** To do **
Do not include the pictures; repeat the rest of the data exactly.
===== Record extracts =====
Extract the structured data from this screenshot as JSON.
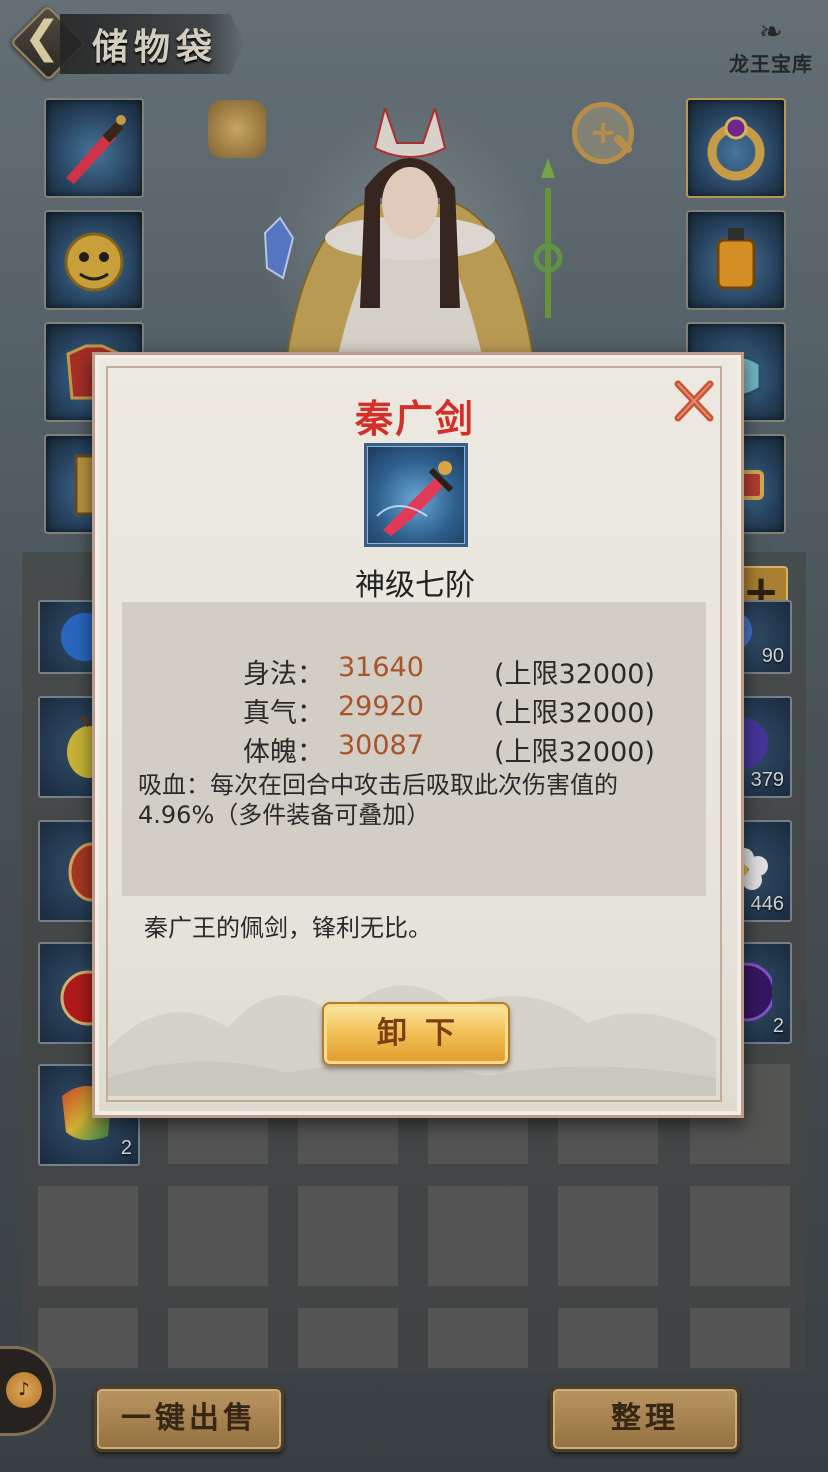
{
  "header": {
    "back_icon": "back-arrow-icon",
    "title": "储物袋",
    "treasure_label": "龙王宝库"
  },
  "equipment": {
    "left_slots": [
      "sword-icon",
      "lion-helmet-icon",
      "armor-icon",
      "boots-icon"
    ],
    "right_slots": [
      "ring-icon",
      "lantern-icon",
      "bracer-icon",
      "belt-icon"
    ]
  },
  "inventory": {
    "items": [
      {
        "icon": "blue-orb-icon",
        "count": ""
      },
      {
        "icon": "yellow-fruit-icon",
        "count": ""
      },
      {
        "icon": "red-gem-icon",
        "count": ""
      },
      {
        "icon": "red-potion-icon",
        "count": ""
      },
      {
        "icon": "rainbow-stone-icon",
        "count": "2"
      },
      {
        "icon": "blue-crystal-icon",
        "count": "90"
      },
      {
        "icon": "purple-gem-icon",
        "count": "379"
      },
      {
        "icon": "white-flower-icon",
        "count": "446"
      },
      {
        "icon": "purple-orb-icon",
        "count": "2"
      }
    ],
    "add_label": "+"
  },
  "dialog": {
    "item_name": "秦广剑",
    "item_icon": "sword-icon",
    "grade": "神级七阶",
    "stats": [
      {
        "label": "身法：",
        "value": "31640",
        "cap": "(上限32000)"
      },
      {
        "label": "真气：",
        "value": "29920",
        "cap": "(上限32000)"
      },
      {
        "label": "体魄：",
        "value": "30087",
        "cap": "(上限32000)"
      }
    ],
    "effect": "吸血：每次在回合中攻击后吸取此次伤害值的4.96%（多件装备可叠加）",
    "description": "秦广王的佩剑，锋利无比。",
    "unequip_label": "卸下",
    "close_icon": "close-icon"
  },
  "footer": {
    "sell_all_label": "一键出售",
    "sort_label": "整理",
    "sound_icon": "speaker-icon"
  },
  "colors": {
    "title_red": "#d3302a",
    "stat_value": "#a9532a",
    "gold_button": "#f2c25a"
  }
}
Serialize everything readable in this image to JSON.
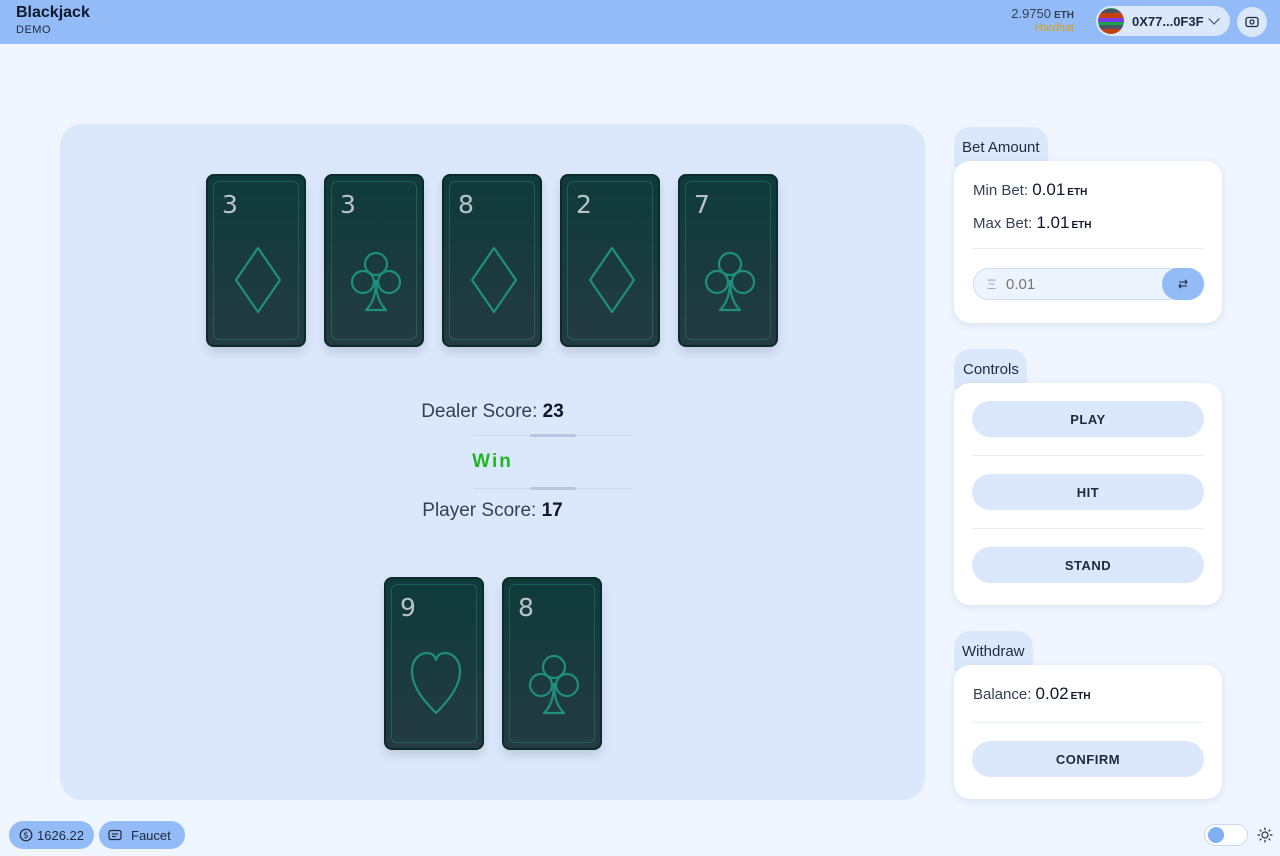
=====
** Result of the task **
Extract the structured data from this screenshot as JSON.
{
  "header": {
    "back_icon": "back-arrow-icon",
    "title": "储物袋",
    "treasure_label": "龙王宝库"
  },
  "equipment": {
    "left_slots": [
      "sword-icon",
      "lion-helmet-icon",
      "armor-icon",
      "boots-icon"
    ],
    "right_slots": [
      "ring-icon",
      "lantern-icon",
      "bracer-icon",
      "belt-icon"
    ]
  },
  "inventory": {
    "items": [
      {
        "icon": "blue-orb-icon",
        "count": ""
      },
      {
        "icon": "yellow-fruit-icon",
        "count": ""
      },
      {
        "icon": "red-gem-icon",
        "count": ""
      },
      {
        "icon": "red-potion-icon",
        "count": ""
      },
      {
        "icon": "rainbow-stone-icon",
        "count": "2"
      },
      {
        "icon": "blue-crystal-icon",
        "count": "90"
      },
      {
        "icon": "purple-gem-icon",
        "count": "379"
      },
      {
        "icon": "white-flower-icon",
        "count": "446"
      },
      {
        "icon": "purple-orb-icon",
        "count": "2"
      }
    ],
    "add_label": "+"
  },
  "dialog": {
    "item_name": "秦广剑",
    "item_icon": "sword-icon",
    "grade": "神级七阶",
    "stats": [
      {
        "label": "身法：",
        "value": "31640",
        "cap": "(上限32000)"
      },
      {
        "label": "真气：",
        "value": "29920",
        "cap": "(上限32000)"
      },
      {
        "label": "体魄：",
        "value": "30087",
        "cap": "(上限32000)"
      }
    ],
    "effect": "吸血：每次在回合中攻击后吸取此次伤害值的4.96%（多件装备可叠加）",
    "description": "秦广王的佩剑，锋利无比。",
    "unequip_label": "卸下",
    "close_icon": "close-icon"
  },
  "footer": {
    "sell_all_label": "一键出售",
    "sort_label": "整理",
    "sound_icon": "speaker-icon"
  },
  "colors": {
    "title_red": "#d3302a",
    "stat_value": "#a9532a",
    "gold_button": "#f2c25a"
  }
}
Serialize everything readable in this image to JSON.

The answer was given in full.